Set task — Return the whole listing, keeping every character the same.

(Stored data entries)
Start

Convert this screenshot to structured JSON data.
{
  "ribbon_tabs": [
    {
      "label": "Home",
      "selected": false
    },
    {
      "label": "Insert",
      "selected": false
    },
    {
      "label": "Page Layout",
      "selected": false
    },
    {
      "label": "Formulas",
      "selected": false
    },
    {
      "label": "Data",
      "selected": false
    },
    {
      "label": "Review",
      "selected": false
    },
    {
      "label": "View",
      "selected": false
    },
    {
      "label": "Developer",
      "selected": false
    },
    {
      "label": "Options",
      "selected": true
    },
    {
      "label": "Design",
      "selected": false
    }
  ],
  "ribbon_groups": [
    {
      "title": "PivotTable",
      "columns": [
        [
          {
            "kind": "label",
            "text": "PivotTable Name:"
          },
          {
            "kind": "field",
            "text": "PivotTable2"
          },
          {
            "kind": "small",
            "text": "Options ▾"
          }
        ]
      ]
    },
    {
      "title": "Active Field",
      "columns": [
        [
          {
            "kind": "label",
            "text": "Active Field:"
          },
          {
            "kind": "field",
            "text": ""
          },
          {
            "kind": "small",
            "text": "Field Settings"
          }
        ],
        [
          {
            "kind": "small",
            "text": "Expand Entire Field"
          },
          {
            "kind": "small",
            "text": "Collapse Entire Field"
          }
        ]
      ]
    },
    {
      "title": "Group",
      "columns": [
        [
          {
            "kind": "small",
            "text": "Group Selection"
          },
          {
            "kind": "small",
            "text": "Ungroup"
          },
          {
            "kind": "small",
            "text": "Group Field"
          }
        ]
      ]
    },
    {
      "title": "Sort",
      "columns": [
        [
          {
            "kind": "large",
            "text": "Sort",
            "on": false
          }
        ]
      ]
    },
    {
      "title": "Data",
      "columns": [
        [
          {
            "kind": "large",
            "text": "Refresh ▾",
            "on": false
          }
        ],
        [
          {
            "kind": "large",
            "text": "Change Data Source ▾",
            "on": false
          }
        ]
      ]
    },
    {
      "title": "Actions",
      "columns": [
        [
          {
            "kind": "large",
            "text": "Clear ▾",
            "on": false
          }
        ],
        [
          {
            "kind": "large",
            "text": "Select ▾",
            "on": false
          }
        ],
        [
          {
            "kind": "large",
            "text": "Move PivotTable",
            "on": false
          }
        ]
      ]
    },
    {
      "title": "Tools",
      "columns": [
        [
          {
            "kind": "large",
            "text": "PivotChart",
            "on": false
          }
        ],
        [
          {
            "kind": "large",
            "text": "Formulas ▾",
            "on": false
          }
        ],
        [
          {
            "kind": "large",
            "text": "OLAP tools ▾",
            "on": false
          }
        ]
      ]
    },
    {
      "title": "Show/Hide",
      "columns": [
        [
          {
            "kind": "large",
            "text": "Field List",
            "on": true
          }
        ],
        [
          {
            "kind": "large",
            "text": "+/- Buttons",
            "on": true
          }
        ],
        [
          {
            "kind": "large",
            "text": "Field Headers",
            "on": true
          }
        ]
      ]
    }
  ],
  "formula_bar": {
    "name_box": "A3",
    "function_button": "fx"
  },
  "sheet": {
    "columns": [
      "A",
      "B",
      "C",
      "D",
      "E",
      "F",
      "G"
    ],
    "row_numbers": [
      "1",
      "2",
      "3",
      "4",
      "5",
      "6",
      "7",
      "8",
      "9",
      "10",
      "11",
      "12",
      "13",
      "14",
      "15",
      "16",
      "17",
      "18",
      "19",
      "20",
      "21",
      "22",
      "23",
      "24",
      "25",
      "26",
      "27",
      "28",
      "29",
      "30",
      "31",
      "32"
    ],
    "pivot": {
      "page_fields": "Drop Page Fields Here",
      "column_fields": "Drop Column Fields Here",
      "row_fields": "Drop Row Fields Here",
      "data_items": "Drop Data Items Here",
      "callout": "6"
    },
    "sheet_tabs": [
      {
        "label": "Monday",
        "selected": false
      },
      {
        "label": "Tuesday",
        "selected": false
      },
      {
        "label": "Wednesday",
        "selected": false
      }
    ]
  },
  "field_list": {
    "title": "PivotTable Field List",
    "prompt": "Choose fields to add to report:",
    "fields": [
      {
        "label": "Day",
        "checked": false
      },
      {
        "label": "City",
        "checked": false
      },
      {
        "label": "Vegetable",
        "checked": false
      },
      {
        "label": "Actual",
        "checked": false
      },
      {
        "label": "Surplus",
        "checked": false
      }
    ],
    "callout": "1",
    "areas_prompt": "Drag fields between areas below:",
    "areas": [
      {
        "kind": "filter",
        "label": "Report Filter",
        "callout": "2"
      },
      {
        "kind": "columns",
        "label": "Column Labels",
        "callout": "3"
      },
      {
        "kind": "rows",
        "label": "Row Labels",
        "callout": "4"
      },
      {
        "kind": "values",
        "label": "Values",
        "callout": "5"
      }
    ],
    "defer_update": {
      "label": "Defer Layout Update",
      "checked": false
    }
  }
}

End

Solved problem —
Convert this screenshot to structured JSON data.
{
  "ribbon_tabs": [
    {
      "label": "Home",
      "selected": false
    },
    {
      "label": "Insert",
      "selected": false
    },
    {
      "label": "Page Layout",
      "selected": false
    },
    {
      "label": "Formulas",
      "selected": false
    },
    {
      "label": "Data",
      "selected": false
    },
    {
      "label": "Review",
      "selected": false
    },
    {
      "label": "View",
      "selected": false
    },
    {
      "label": "Developer",
      "selected": false
    },
    {
      "label": "Options",
      "selected": true
    },
    {
      "label": "Design",
      "selected": false
    }
  ],
  "ribbon_groups": [
    {
      "title": "PivotTable",
      "columns": [
        [
          {
            "kind": "label",
            "text": "PivotTable Name:"
          },
          {
            "kind": "field",
            "text": "PivotTable2"
          },
          {
            "kind": "small",
            "text": "Options ▾"
          }
        ]
      ]
    },
    {
      "title": "Active Field",
      "columns": [
        [
          {
            "kind": "label",
            "text": "Active Field:"
          },
          {
            "kind": "field",
            "text": ""
          },
          {
            "kind": "small",
            "text": "Field Settings"
          }
        ],
        [
          {
            "kind": "small",
            "text": "Expand Entire Field"
          },
          {
            "kind": "small",
            "text": "Collapse Entire Field"
          }
        ]
      ]
    },
    {
      "title": "Group",
      "columns": [
        [
          {
            "kind": "small",
            "text": "Group Selection"
          },
          {
            "kind": "small",
            "text": "Ungroup"
          },
          {
            "kind": "small",
            "text": "Group Field"
          }
        ]
      ]
    },
    {
      "title": "Sort",
      "columns": [
        [
          {
            "kind": "large",
            "text": "Sort",
            "on": false
          }
        ]
      ]
    },
    {
      "title": "Data",
      "columns": [
        [
          {
            "kind": "large",
            "text": "Refresh ▾",
            "on": false
          }
        ],
        [
          {
            "kind": "large",
            "text": "Change Data Source ▾",
            "on": false
          }
        ]
      ]
    },
    {
      "title": "Actions",
      "columns": [
        [
          {
            "kind": "large",
            "text": "Clear ▾",
            "on": false
          }
        ],
        [
          {
            "kind": "large",
            "text": "Select ▾",
            "on": false
          }
        ],
        [
          {
            "kind": "large",
            "text": "Move PivotTable",
            "on": false
          }
        ]
      ]
    },
    {
      "title": "Tools",
      "columns": [
        [
          {
            "kind": "large",
            "text": "PivotChart",
            "on": false
          }
        ],
        [
          {
            "kind": "large",
            "text": "Formulas ▾",
            "on": false
          }
        ],
        [
          {
            "kind": "large",
            "text": "OLAP tools ▾",
            "on": false
          }
        ]
      ]
    },
    {
      "title": "Show/Hide",
      "columns": [
        [
          {
            "kind": "large",
            "text": "Field List",
            "on": true
          }
        ],
        [
          {
            "kind": "large",
            "text": "+/- Buttons",
            "on": true
          }
        ],
        [
          {
            "kind": "large",
            "text": "Field Headers",
            "on": true
          }
        ]
      ]
    }
  ],
  "formula_bar": {
    "name_box": "A3",
    "function_button": "fx"
  },
  "sheet": {
    "columns": [
      "A",
      "B",
      "C",
      "D",
      "E",
      "F",
      "G"
    ],
    "row_numbers": [
      "1",
      "2",
      "3",
      "4",
      "5",
      "6",
      "7",
      "8",
      "9",
      "10",
      "11",
      "12",
      "13",
      "14",
      "15",
      "16",
      "17",
      "18",
      "19",
      "20",
      "21",
      "22",
      "23",
      "24",
      "25",
      "26",
      "27",
      "28",
      "29",
      "30",
      "31",
      "32"
    ],
    "pivot": {
      "page_fields": "Drop Page Fields Here",
      "column_fields": "Drop Column Fields Here",
      "row_fields": "Drop Row Fields Here",
      "data_items": "Drop Data Items Here",
      "callout": "6"
    },
    "sheet_tabs": [
      {
        "label": "Monday",
        "selected": false
      },
      {
        "label": "Tuesday",
        "selected": false
      },
      {
        "label": "Wednesday",
        "selected": false
      }
    ]
  },
  "field_list": {
    "title": "PivotTable Field List",
    "prompt": "Choose fields to add to report:",
    "fields": [
      {
        "label": "Day",
        "checked": false
      },
      {
        "label": "City",
        "checked": false
      },
      {
        "label": "Vegetable",
        "checked": false
      },
      {
        "label": "Actual",
        "checked": false
      },
      {
        "label": "Surplus",
        "checked": false
      }
    ],
    "callout": "1",
    "areas_prompt": "Drag fields between areas below:",
    "areas": [
      {
        "kind": "filter",
        "label": "Report Filter",
        "callout": "2"
      },
      {
        "kind": "columns",
        "label": "Column Labels",
        "callout": "3"
      },
      {
        "kind": "rows",
        "label": "Row Labels",
        "callout": "4"
      },
      {
        "kind": "values",
        "label": "Values",
        "callout": "5"
      }
    ],
    "defer_update": {
      "label": "Defer Layout Update",
      "checked": false
    }
  }
}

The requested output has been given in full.